Tasks to complete »
a: In the passage below about the motion to exclude evidence, decide whether each statement agrees with it, answering yes or no and quoting the deciding words. (i) The AUSA gave the spreadsheets to defense counsel on the day he received them from the case agent. (ii) The case agent testified at the January 23 hearing. (iii) Defendant filed the motion to exclude evidence two days after the Rule 32(f)(3) meeting.
b: According to the passage below about the motion to exclude evidence, to what date did the Court move the sentencing hearings for all three Defendants?

Passage to read »
▬▬▬▬▬▬▬▬▬▬

According to defense counsel, the AUSA sent an email shortly after the meeting "proclaiming `an intended loss of $95,000 ($500 per card)' and stating `We also observed during the meeting that there are more than 50 victims.'" (Doc. 84, ¶ 19). The AUSA also sent defense counsel an email attaching files that supported the increased amount of loss and number of victims. (Doc. 81, ¶ 26). Defense counsel accuses the AUSA and the case agent of "ambush[ing]" him with this evidence, which he argues should have been provided in discovery pursuant to FED. R. CRIM. P. 16 and the Scheduling Order. (Doc. 81, ¶¶ 25, 28).

The AUSA disputes defense counsel's account of the Rule 32(f)(3) meeting and he denies that he advocated for any changes to the amount of loss or number of victims. (Doc. 83, p. 3). According to the AUSA, he simply pointed out that the PSR could have been worse for Defendant had all victims of the conspiracy been accounted for, and had the amount of loss been calculated based on the number of stolen credit card numbers in Defendants' possession. (Id.). The AUSA says that after the meeting, he sent defense counsel spreadsheets prepared by the case agent compiling (a) stolen credit card account numbers and related information found on a co-defendant's computer and (b) fraud loss reports the agent had received from credit card companies attributable to credit card account numbers stolen by Defendants. (Id., p. 1). The AUSA contends that these spreadsheets were not discoverable under Rule 16 or the Scheduling Order because they were not "Brady, Giglio, or Jencks [Act] material, they were not reports by the agent, they were not material to any defense, and they would not have been introduced in the government's case-in-chief at trial, had there been one." (Id., p. 1). Finally, the AUSA adds that, even though the documents were not discoverable under Rule 16, he turned them over to defense counsel the day he received them from the case agent. (Id., p. 2).

On January 16, the day after the Rule 32(f)(3) meeting, Defendant filed the pending motion to exclude evidence. (Doc. 81) On January 21, the Court rescheduled the sentencing hearings for all three Defendants from January 29 to February 19, and referred Defendant's motion to me for a ruling or, if necessary, issuance of a report and recommendation. (Docs. 85, 86). On January 23, I held a hearing on the motion, which was attended by the Defendant, his attorney, and the AUSA. (Doc. 88). At the hearing, defense counsel informed the Court that he wished to examine the case agent, and expressed dismay that the case agent was not present to testify. However, counsel admitted that he failed to inform the AUSA before the hearing that the case agent's presence was necessary. Both parties presented argument during the hearing, although defense counsel said that he did not want to make any arguments about prejudice because he feared that if he did, the case agent would alter his testimony to undermine those arguments. At the conclusion of the hearing, I requested a copy of the discovery the government had provided to Cordero-Perez. I also said I would take Defendants' motion under advisement and either issue a ruling or, if I concluded that the case agent's testimony was necessary to resolve the motion, set a new hearing to obtain the testimony.

▬▬▬▬▬▬▬▬▬▬

Supplied entries »
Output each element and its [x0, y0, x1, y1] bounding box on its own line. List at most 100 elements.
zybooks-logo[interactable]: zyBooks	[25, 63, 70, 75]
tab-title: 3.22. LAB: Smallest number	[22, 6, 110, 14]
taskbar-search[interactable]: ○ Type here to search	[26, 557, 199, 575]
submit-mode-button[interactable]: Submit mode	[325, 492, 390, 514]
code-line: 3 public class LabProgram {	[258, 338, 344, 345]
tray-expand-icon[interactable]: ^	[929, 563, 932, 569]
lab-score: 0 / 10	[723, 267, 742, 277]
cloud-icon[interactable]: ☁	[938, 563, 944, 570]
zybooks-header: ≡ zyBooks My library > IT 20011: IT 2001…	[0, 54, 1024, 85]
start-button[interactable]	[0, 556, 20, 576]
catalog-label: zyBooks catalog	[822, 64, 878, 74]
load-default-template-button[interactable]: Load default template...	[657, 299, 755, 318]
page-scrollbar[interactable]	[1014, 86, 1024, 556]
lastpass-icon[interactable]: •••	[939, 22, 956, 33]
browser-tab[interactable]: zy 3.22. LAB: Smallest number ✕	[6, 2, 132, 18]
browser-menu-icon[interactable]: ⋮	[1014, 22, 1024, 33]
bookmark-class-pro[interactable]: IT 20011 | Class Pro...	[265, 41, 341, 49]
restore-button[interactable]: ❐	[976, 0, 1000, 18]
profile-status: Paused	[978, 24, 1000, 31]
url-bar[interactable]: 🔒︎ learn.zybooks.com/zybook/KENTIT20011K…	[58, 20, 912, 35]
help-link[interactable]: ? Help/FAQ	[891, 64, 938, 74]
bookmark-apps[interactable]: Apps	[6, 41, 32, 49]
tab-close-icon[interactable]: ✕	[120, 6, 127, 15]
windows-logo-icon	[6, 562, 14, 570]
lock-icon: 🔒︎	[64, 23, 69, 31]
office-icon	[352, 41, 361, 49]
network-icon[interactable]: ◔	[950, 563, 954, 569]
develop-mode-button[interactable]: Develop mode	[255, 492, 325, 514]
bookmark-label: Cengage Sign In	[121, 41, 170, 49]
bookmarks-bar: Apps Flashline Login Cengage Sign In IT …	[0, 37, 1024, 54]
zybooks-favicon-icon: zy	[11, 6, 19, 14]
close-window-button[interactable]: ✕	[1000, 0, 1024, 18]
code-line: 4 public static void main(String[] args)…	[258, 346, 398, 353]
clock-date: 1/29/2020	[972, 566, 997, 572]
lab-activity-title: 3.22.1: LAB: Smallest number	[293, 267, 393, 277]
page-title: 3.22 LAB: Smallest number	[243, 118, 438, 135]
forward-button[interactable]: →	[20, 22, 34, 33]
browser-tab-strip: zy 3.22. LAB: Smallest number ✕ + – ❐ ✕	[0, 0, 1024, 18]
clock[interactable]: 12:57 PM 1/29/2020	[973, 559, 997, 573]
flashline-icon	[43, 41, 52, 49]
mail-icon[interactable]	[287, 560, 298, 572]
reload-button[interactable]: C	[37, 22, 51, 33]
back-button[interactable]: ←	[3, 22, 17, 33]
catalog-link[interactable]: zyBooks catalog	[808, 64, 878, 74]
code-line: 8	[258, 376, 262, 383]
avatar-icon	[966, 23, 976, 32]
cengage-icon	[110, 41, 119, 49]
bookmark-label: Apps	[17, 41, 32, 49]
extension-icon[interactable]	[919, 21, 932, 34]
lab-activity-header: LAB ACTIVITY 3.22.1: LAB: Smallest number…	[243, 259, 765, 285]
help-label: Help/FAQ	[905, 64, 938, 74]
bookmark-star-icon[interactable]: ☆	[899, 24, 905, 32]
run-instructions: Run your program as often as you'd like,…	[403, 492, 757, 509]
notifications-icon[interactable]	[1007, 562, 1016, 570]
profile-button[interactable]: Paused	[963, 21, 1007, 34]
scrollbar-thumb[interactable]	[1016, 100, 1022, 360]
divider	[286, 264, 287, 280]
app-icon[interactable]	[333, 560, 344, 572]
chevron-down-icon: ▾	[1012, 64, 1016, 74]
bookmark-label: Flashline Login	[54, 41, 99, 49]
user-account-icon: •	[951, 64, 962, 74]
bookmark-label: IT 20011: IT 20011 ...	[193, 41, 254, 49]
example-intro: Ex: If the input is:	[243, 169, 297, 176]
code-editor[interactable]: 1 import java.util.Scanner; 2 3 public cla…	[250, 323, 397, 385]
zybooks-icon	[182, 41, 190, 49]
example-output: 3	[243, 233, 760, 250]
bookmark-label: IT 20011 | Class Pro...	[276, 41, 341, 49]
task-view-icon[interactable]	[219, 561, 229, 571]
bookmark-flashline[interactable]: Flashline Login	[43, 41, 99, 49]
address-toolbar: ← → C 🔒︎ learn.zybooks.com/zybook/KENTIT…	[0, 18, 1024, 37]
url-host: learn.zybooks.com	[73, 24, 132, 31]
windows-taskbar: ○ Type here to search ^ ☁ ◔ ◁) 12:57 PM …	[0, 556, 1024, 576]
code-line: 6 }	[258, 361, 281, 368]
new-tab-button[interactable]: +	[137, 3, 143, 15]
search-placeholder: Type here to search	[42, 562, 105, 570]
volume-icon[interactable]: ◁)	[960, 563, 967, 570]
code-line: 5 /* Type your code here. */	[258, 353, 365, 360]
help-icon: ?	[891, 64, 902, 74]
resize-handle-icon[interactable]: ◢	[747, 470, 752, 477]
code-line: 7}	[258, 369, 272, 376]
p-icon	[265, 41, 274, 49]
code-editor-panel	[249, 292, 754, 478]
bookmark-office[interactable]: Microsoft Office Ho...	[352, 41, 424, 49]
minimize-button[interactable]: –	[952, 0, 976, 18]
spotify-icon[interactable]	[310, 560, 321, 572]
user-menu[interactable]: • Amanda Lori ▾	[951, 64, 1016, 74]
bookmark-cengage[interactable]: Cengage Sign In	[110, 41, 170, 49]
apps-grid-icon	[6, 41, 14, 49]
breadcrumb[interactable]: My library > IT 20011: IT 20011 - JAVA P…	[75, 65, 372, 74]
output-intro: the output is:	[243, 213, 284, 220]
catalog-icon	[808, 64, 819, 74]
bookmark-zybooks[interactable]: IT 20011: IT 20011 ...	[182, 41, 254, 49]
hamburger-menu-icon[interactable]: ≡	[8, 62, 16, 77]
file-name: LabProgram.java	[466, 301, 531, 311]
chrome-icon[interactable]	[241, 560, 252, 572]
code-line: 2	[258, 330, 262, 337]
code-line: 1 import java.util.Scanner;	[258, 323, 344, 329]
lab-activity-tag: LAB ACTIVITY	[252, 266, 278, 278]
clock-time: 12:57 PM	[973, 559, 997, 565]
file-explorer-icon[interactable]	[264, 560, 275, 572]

▬▬▬▬▬▬▬▬▬▬

Responses per task »
a:
(i) Yes: "he turned them over to defense counsel the day he received them from the case agent."
(ii) No: "expressed dismay that the case agent was not present to testify."
(iii) No: "On January 16, the day after the Rule 32(f)(3) meeting, Defendant filed the pending motion to exclude evidence."

b: February 19, moved from January 29.